Search the entries below. Return every line that has "Bouchard" in it.

* * * * * * * * *

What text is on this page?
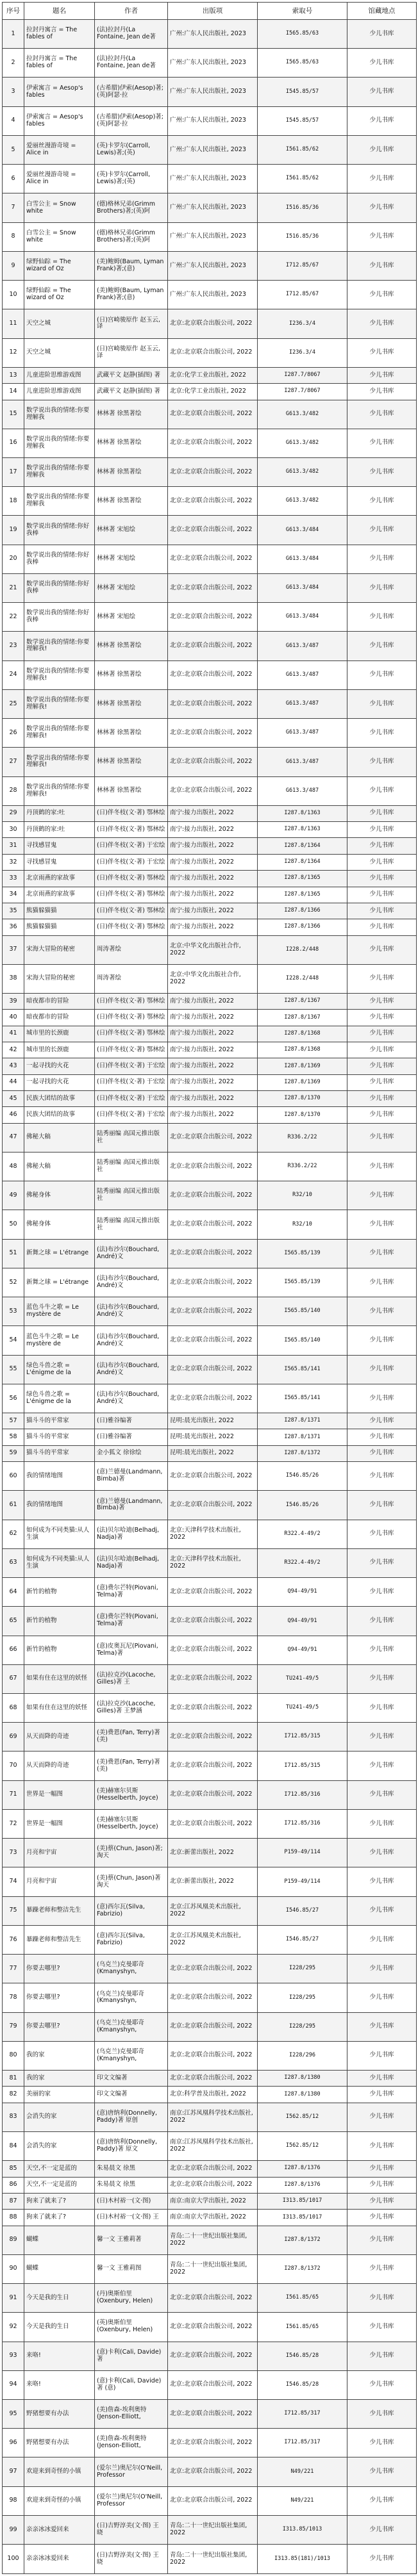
序号	题名	作者	出版项	索取号	馆藏地点
1	拉封丹寓言 = The fables of	(法)拉封丹(La Fontaine, Jean de著	广州:广东人民出版社, 2023	I565.85/63	少儿书库
2	拉封丹寓言 = The fables of	(法)拉封丹(La Fontaine, Jean de著	广州:广东人民出版社, 2023	I565.85/63	少儿书库
3	伊索寓言 = Aesop's fables	(古希腊)伊索(Aesop)著;(英)阿瑟·拉	广州:广东人民出版社, 2023	I545.85/57	少儿书库
4	伊索寓言 = Aesop's fables	(古希腊)伊索(Aesop)著;(英)阿瑟·拉	广州:广东人民出版社, 2023	I545.85/57	少儿书库
5	爱丽丝漫游奇境 = Alice in	(英)卡罗尔(Carroll, Lewis)著;(英)	广州:广东人民出版社, 2023	I561.85/62	少儿书库
6	爱丽丝漫游奇境 = Alice in	(英)卡罗尔(Carroll, Lewis)著;(英)	广州:广东人民出版社, 2023	I561.85/62	少儿书库
7	白雪公主 = Snow white	(德)格林兄弟(Grimm Brothers)著;(英)阿	广州:广东人民出版社, 2023	I516.85/36	少儿书库
8	白雪公主 = Snow white	(德)格林兄弟(Grimm Brothers)著;(英)阿	广州:广东人民出版社, 2023	I516.85/36	少儿书库
9	绿野仙踪 = The wizard of Oz	(美)鲍姆(Baum, Lyman Frank)著;(意)	广州:广东人民出版社, 2023	I712.85/67	少儿书库
10	绿野仙踪 = The wizard of Oz	(美)鲍姆(Baum, Lyman Frank)著;(意)	广州:广东人民出版社, 2023	I712.85/67	少儿书库
11	天空之城	(日)宫崎骏原作 赵玉云, 译	北京:北京联合出版公司, 2022	I236.3/4	少儿书库
12	天空之城	(日)宫崎骏原作 赵玉云, 译	北京:北京联合出版公司, 2022	I236.3/4	少儿书库
13	儿童进阶思维游戏图	武藏平文 赵静(插图) 著	北京:化学工业出版社, 2022	I287.7/8067	少儿书库
14	儿童进阶思维游戏图	武藏平文 赵静(插图) 著	北京:化学工业出版社, 2022	I287.7/8067	少儿书库
15	数学说出我的情绪:你要理解我	林林著 徐黑著绘	北京:北京联合出版公司, 2022	G613.3/482	少儿书库
16	数学说出我的情绪:你要理解我	林林著 徐黑著绘	北京:北京联合出版公司, 2022	G613.3/482	少儿书库
17	数学说出我的情绪:你要理解我	林林著 徐黑著绘	北京:北京联合出版公司, 2022	G613.3/482	少儿书库
18	数学说出我的情绪:你要理解我	林林著 徐黑著绘	北京:北京联合出版公司, 2022	G613.3/482	少儿书库
19	数学说出我的情绪:你好我棒	林林著 宋旭绘	北京:北京联合出版公司, 2022	G613.3/484	少儿书库
20	数学说出我的情绪:你好我棒	林林著 宋旭绘	北京:北京联合出版公司, 2022	G613.3/484	少儿书库
21	数学说出我的情绪:你好我棒	林林著 宋旭绘	北京:北京联合出版公司, 2022	G613.3/484	少儿书库
22	数学说出我的情绪:你好我棒	林林著 宋旭绘	北京:北京联合出版公司, 2022	G613.3/484	少儿书库
23	数学说出我的情绪:你要理解我!	林林著 徐黑著绘	北京:北京联合出版公司, 2022	G613.3/487	少儿书库
24	数学说出我的情绪:你要理解我!	林林著 徐黑著绘	北京:北京联合出版公司, 2022	G613.3/487	少儿书库
25	数学说出我的情绪:你要理解我!	林林著 徐黑著绘	北京:北京联合出版公司, 2022	G613.3/487	少儿书库
26	数学说出我的情绪:你要理解我!	林林著 徐黑著绘	北京:北京联合出版公司, 2022	G613.3/487	少儿书库
27	数学说出我的情绪:你要理解我!	林林著 徐黑著绘	北京:北京联合出版公司, 2022	G613.3/487	少儿书库
28	数学说出我的情绪:你要理解我!	林林著 徐黑著绘	北京:北京联合出版公司, 2022	G613.3/487	少儿书库
29	丹顶鹤的家:吐	(日)伴冬枝(文·著) 鄂林绘	南宁:接力出版社, 2022	I287.8/1363	少儿书库
30	丹顶鹤的家:吐	(日)伴冬枝(文·著) 鄂林绘	南宁:接力出版社, 2022	I287.8/1363	少儿书库
31	寻找感冒鬼	(日)伴冬枝(文·著) 于宏绘	南宁:接力出版社, 2022	I287.8/1364	少儿书库
32	寻找感冒鬼	(日)伴冬枝(文·著) 于宏绘	南宁:接力出版社, 2022	I287.8/1364	少儿书库
33	北京雨燕的家故事	(日)伴冬枝(文·著) 鄂林绘	南宁:接力出版社, 2022	I287.8/1365	少儿书库
34	北京雨燕的家故事	(日)伴冬枝(文·著) 鄂林绘	南宁:接力出版社, 2022	I287.8/1365	少儿书库
35	熊猫躲猫猫	(日)伴冬枝(文·著) 鄂林绘	南宁:接力出版社, 2022	I287.8/1366	少儿书库
36	熊猫躲猫猫	(日)伴冬枝(文·著) 鄂林绘	南宁:接力出版社, 2022	I287.8/1366	少儿书库
37	宋海大冒险的秘密	周涛著绘	北京:中华文化出版社合作, 2022	I228.2/448	少儿书库
38	宋海大冒险的秘密	周涛著绘	北京:中华文化出版社合作, 2022	I228.2/448	少儿书库
39	暗夜都市的冒险	(日)伴冬枝(文·著) 鄂林绘	南宁:接力出版社, 2022	I287.8/1367	少儿书库
40	暗夜都市的冒险	(日)伴冬枝(文·著) 鄂林绘	南宁:接力出版社, 2022	I287.8/1367	少儿书库
41	城市里的长颈鹿	(日)伴冬枝(文·著) 鄂林绘	南宁:接力出版社, 2022	I287.8/1368	少儿书库
42	城市里的长颈鹿	(日)伴冬枝(文·著) 鄂林绘	南宁:接力出版社, 2022	I287.8/1368	少儿书库
43	一起寻找的火花	(日)伴冬枝(文·著) 于宏绘	南宁:接力出版社, 2022	I287.8/1369	少儿书库
44	一起寻找的火花	(日)伴冬枝(文·著) 于宏绘	南宁:接力出版社, 2022	I287.8/1369	少儿书库
45	民族大团结的故事	(日)伴冬枝(文·著) 于宏绘	南宁:接力出版社, 2022	I287.8/1370	少儿书库
46	民族大团结的故事	(日)伴冬枝(文·著) 于宏绘	南宁:接力出版社, 2022	I287.8/1370	少儿书库
47	佛秘大稿	陆秀丽编 高国元推出版社	北京:北京联合出版公司, 2022	R336.2/22	少儿书库
48	佛秘大稿	陆秀丽编 高国元推出版社	北京:北京联合出版公司, 2022	R336.2/22	少儿书库
49	佛秘身体	陆秀丽编 高国元推出版社	北京:北京联合出版公司, 2022	R32/10	少儿书库
50	佛秘身体	陆秀丽编 高国元推出版社	北京:北京联合出版公司, 2022	R32/10	少儿书库
51	新舞之球 = L'étrange	(法)布沙尔(Bouchard, André)文	北京:北京联合出版公司, 2022	I565.85/139	少儿书库
52	新舞之球 = L'étrange	(法)布沙尔(Bouchard, André)文	北京:北京联合出版公司, 2022	I565.85/139	少儿书库
53	蓝色斗牛之歌 = Le mystère de	(法)布沙尔(Bouchard, André)文	北京:北京联合出版公司, 2022	I565.85/140	少儿书库
54	蓝色斗牛之歌 = Le mystère de	(法)布沙尔(Bouchard, André)文	北京:北京联合出版公司, 2022	I565.85/140	少儿书库
55	绿色斗兽之歌 = L'énigme de la	(法)布沙尔(Bouchard, André)文	北京:北京联合出版公司, 2022	I565.85/141	少儿书库
56	绿色斗兽之歌 = L'énigme de la	(法)布沙尔(Bouchard, André)文	北京:北京联合出版公司, 2022	I565.85/141	少儿书库
57	猫斗斗的平常家	(日)雅谷编著	昆明:晨光出版社, 2022	I287.8/1371	少儿书库
58	猫斗斗的平常家	(日)雅谷编著	昆明:晨光出版社, 2022	I287.8/1371	少儿书库
59	猫斗斗的平常家	金小狐文 徐徐绘	昆明:晨光出版社, 2022	I287.8/1372	少儿书库
60	我的情绪地图	(意)兰德曼(Landmann, Bimba)著	北京:北京联合出版公司, 2022	I546.85/26	少儿书库
61	我的情绪地图	(意)兰德曼(Landmann, Bimba)著	北京:北京联合出版公司, 2022	I546.85/26	少儿书库
62	如何成为不同类猫:从人生演	(法)贝尔哈迪(Belhadj, Nadja)著	北京:天津科学技术出版社, 2022	R322.4-49/2	少儿书库
63	如何成为不同类猫:从人生演	(法)贝尔哈迪(Belhadj, Nadja)著	北京:天津科学技术出版社, 2022	R322.4-49/2	少儿书库
64	新竹的植物	(意)费尔芒特(Piovani, Telma)著	北京:北京联合出版公司, 2022	Q94-49/91	少儿书库
65	新竹的植物	(意)费尔芒特(Piovani, Telma)著	北京:北京联合出版公司, 2022	Q94-49/91	少儿书库
66	新竹的植物	(意)皮奥瓦尼(Piovani, Telma)著	北京:北京联合出版公司, 2022	Q94-49/91	少儿书库
67	如果有住在这里的妖怪	(法)拉克沙(Lacoche, Gilles)著 王	北京:北京联合出版公司, 2022	TU241-49/5	少儿书库
68	如果有住在这里的妖怪	(法)拉克沙(Lacoche, Gilles)著 王梦涵	北京:北京联合出版公司, 2022	TU241-49/5	少儿书库
69	从天而降的奇迹	(美)费恩(Fan, Terry)著 (美)	北京:北京联合出版公司, 2022	I712.85/315	少儿书库
70	从天而降的奇迹	(美)费恩(Fan, Terry)著 (美)	北京:北京联合出版公司, 2022	I712.85/315	少儿书库
71	世界是一幅图	(美)赫塞尔贝斯(Hesselberth, Joyce)	北京:北京联合出版公司, 2022	I712.85/316	少儿书库
72	世界是一幅图	(美)赫塞尔贝斯(Hesselberth, Joyce)	北京:北京联合出版公司, 2022	I712.85/316	少儿书库
73	月亮和宇宙	(美)蔡(Chun, Jason)著;淘天	北京:新蕾出版社, 2022	P159-49/114	少儿书库
74	月亮和宇宙	(美)蔡(Chun, Jason)著 淘天	北京:新蕾出版社, 2022	P159-49/114	少儿书库
75	暴躁老师和整洁先生	(意)西尔瓦(Silva, Fabrizio)	北京:江苏凤凰美术出版社, 2022	I546.85/27	少儿书库
76	暴躁老师和整洁先生	(意)西尔瓦(Silva, Fabrizio)	北京:江苏凤凰美术出版社, 2022	I546.85/27	少儿书库
77	你要去哪里?	(乌克兰)克曼耶奇(Kmanyshyn,	北京:北京联合出版公司, 2022	I228/295	少儿书库
78	你要去哪里?	(乌克兰)克曼耶奇(Kmanyshyn,	北京:北京联合出版公司, 2022	I228/295	少儿书库
79	你要去哪里?	(乌克兰)克曼耶奇(Kmanyshyn,	北京:北京联合出版公司, 2022	I228/295	少儿书库
80	我的家	(乌克兰)克曼耶奇(Kmanyshyn,	北京:北京联合出版公司, 2022	I228/296	少儿书库
81	我的家	印文文编著	北京:北京联合出版公司, 2022	I287.8/1380	少儿书库
82	美丽的家	印文文编著	北京:科学普及出版社, 2022	I287.8/1380	少儿书库
83	会消失的家	(意)唐纳利(Donnelly, Paddy)著 原创	南京:江苏凤凰科学技术出版社, 2022	I562.85/12	少儿书库
84	会消失的家	(意)唐纳利(Donnelly, Paddy)著 原文	南京:江苏凤凰科学技术出版社, 2022	I562.85/12	少儿书库
85	天空,不一定是蓝的	朱易晨文 徐黑	北京:北京联合出版公司, 2022	I287.8/1376	少儿书库
86	天空,不一定是蓝的	朱易晨文 徐黑	北京:北京联合出版公司, 2022	I287.8/1376	少儿书库
87	狗来了就来了?	(日)木村裕一(文·图)	南京:南京大学出版社, 2022	I313.85/1017	少儿书库
88	狗来了就来了?	(日)木村裕一(文·图) 王	南京:南京大学出版社, 2022	I313.85/1017	少儿书库
89	蝴蝶	馨一文 王雅莉著	青岛:二十一世纪出版社集团, 2022	I287.8/1372	少儿书库
90	蝴蝶	馨一文 王雅莉图	青岛:二十一世纪出版社集团, 2022	I287.8/1372	少儿书库
91	今天是我的生日	(丹)奥斯伯里(Oxenbury, Helen)	北京:北京联合出版公司, 2022	I561.85/65	少儿书库
92	今天是我的生日	(英)奥斯伯里(Oxenbury, Helen)	北京:北京联合出版公司, 2022	I561.85/65	少儿书库
93	来咯!	(意)卡利(Cali, Davide)著	北京:北京联合出版公司, 2022	I546.85/28	少儿书库
94	来咯!	(意)卡利(Cali, Davide)著 (意)	北京:北京联合出版公司, 2022	I546.85/28	少儿书库
95	野猪想要有办法	(美)詹森-埃利奥特(Jenson-Elliott,	北京:北京联合出版公司, 2022	I712.85/317	少儿书库
96	野猪想要有办法	(美)詹森-埃利奥特(Jenson-Elliott,	北京:北京联合出版公司, 2022	I712.85/317	少儿书库
97	欢迎来到奇怪的小镇	(爱尔兰)奥尼尔(O'Neill, Professor	北京:北京联合出版公司, 2022	N49/221	少儿书库
98	欢迎来到奇怪的小镇	(爱尔兰)奥尼尔(O'Neill, Professor	北京:北京联合出版公司, 2022	N49/221	少儿书库
99	亲亲冰冰爱回来	(日)吉野淳美(文·图) 王 晓	青岛:二十一世纪出版社集团, 2022	I313.85/1013	少儿书库
100	亲亲冰冰爱回来	(日)吉野淳美(文·图) 王 晓	青岛:二十一世纪出版社集团, 2022	I313.85(181)/1013	少儿书库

* * * * * * * * *

CORRECT OUTPUT:
51	新舞之球 = L'étrange	(法)布沙尔(Bouchard, André)文	北京:北京联合出版公司, 2022	I565.85/139	少儿书库
52	新舞之球 = L'étrange	(法)布沙尔(Bouchard, André)文	北京:北京联合出版公司, 2022	I565.85/139	少儿书库
53	蓝色斗牛之歌 = Le mystère de	(法)布沙尔(Bouchard, André)文	北京:北京联合出版公司, 2022	I565.85/140	少儿书库
54	蓝色斗牛之歌 = Le mystère de	(法)布沙尔(Bouchard, André)文	北京:北京联合出版公司, 2022	I565.85/140	少儿书库
55	绿色斗兽之歌 = L'énigme de la	(法)布沙尔(Bouchard, André)文	北京:北京联合出版公司, 2022	I565.85/141	少儿书库
56	绿色斗兽之歌 = L'énigme de la	(法)布沙尔(Bouchard, André)文	北京:北京联合出版公司, 2022	I565.85/141	少儿书库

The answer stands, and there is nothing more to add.